[Extracted data entries]
+++

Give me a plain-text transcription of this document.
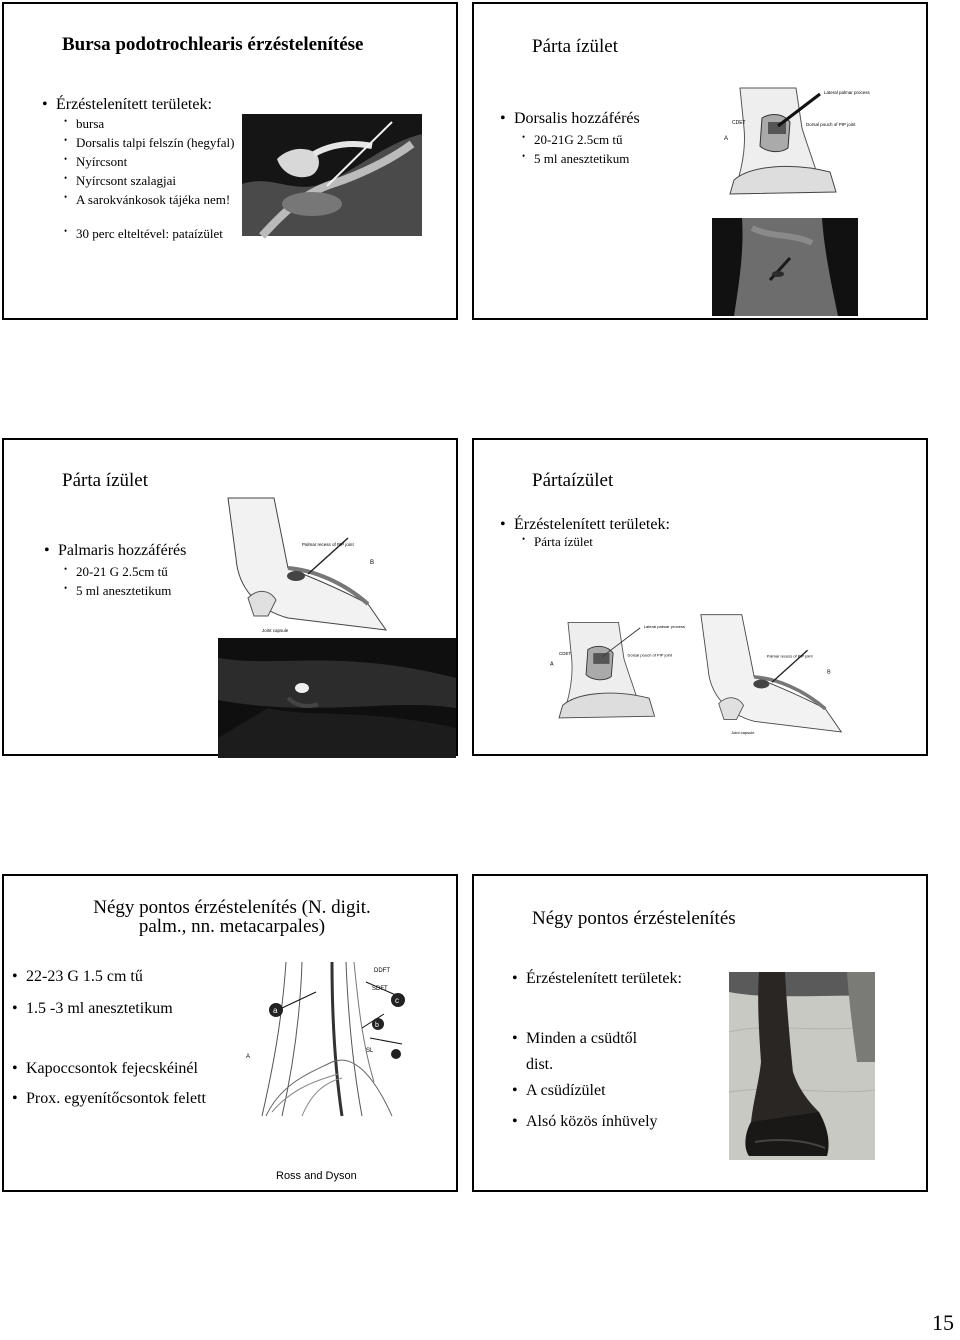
Bursa podotrochlearis érzéstelenítése
• Érzéstelenített területek:
• bursa
• Dorsalis talpi felszín (hegyfal)
• Nyírcsont
• Nyírcsont szalagjai
• A sarokvánkosok tájéka nem!
• 30 perc elteltével: pataízület
Párta ízület
• Dorsalis hozzáférés
• 20-21G 2.5cm tű
• 5 ml anesztetikum
A
CDET
Lateral palmar process
Dorsal pouch of PIP joint
Párta ízület
• Palmaris hozzáférés
• 20-21 G 2.5cm tű
• 5 ml anesztetikum
Palmar recess of PIP joint
B
Joint capsule
Pártaízület
• Érzéstelenített területek:
• Párta ízület
A
CDET
Lateral palmar process
Dorsal pouch of PIP joint	Palmar recess of PIP joint
B
Joint capsule
Négy pontos érzéstelenítés (N. digit. palm., nn. metacarpales)
• 22-23 G 1.5 cm tű
• 1.5 -3 ml anesztetikum
• Kapoccsontok fejecskéinél
• Prox. egyenítőcsontok felett
a
b
c
DDFT
SDFT
A
SL
Ross and Dyson
Négy pontos érzéstelenítés
• Érzéstelenített területek:
• Minden a csüdtől dist.
• A csüdízület
• Alsó közös ínhüvely
15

+++

Stated task → Apart from the pictures, the entries above are to be repeated in full and exactly.

Full answer →
Give me a plain-text transcription of this document.
Bursa podotrochlearis érzéstelenítése
• Érzéstelenített területek:
• bursa
• Dorsalis talpi felszín (hegyfal)
• Nyírcsont
• Nyírcsont szalagjai
• A sarokvánkosok tájéka nem!
• 30 perc elteltével: pataízület
Párta ízület
• Dorsalis hozzáférés
• 20-21G 2.5cm tű
• 5 ml anesztetikum
A
CDET
Lateral palmar process
Dorsal pouch of PIP joint
Párta ízület
• Palmaris hozzáférés
• 20-21 G 2.5cm tű
• 5 ml anesztetikum
Palmar recess of PIP joint
B
Joint capsule
Pártaízület
• Érzéstelenített területek:
• Párta ízület
A
CDET
Lateral palmar process
Dorsal pouch of PIP joint	Palmar recess of PIP joint
B
Joint capsule
Négy pontos érzéstelenítés (N. digit. palm., nn. metacarpales)
• 22-23 G 1.5 cm tű
• 1.5 -3 ml anesztetikum
• Kapoccsontok fejecskéinél
• Prox. egyenítőcsontok felett
a
b
c
DDFT
SDFT
A
SL
Ross and Dyson
Négy pontos érzéstelenítés
• Érzéstelenített területek:
• Minden a csüdtől dist.
• A csüdízület
• Alsó közös ínhüvely
15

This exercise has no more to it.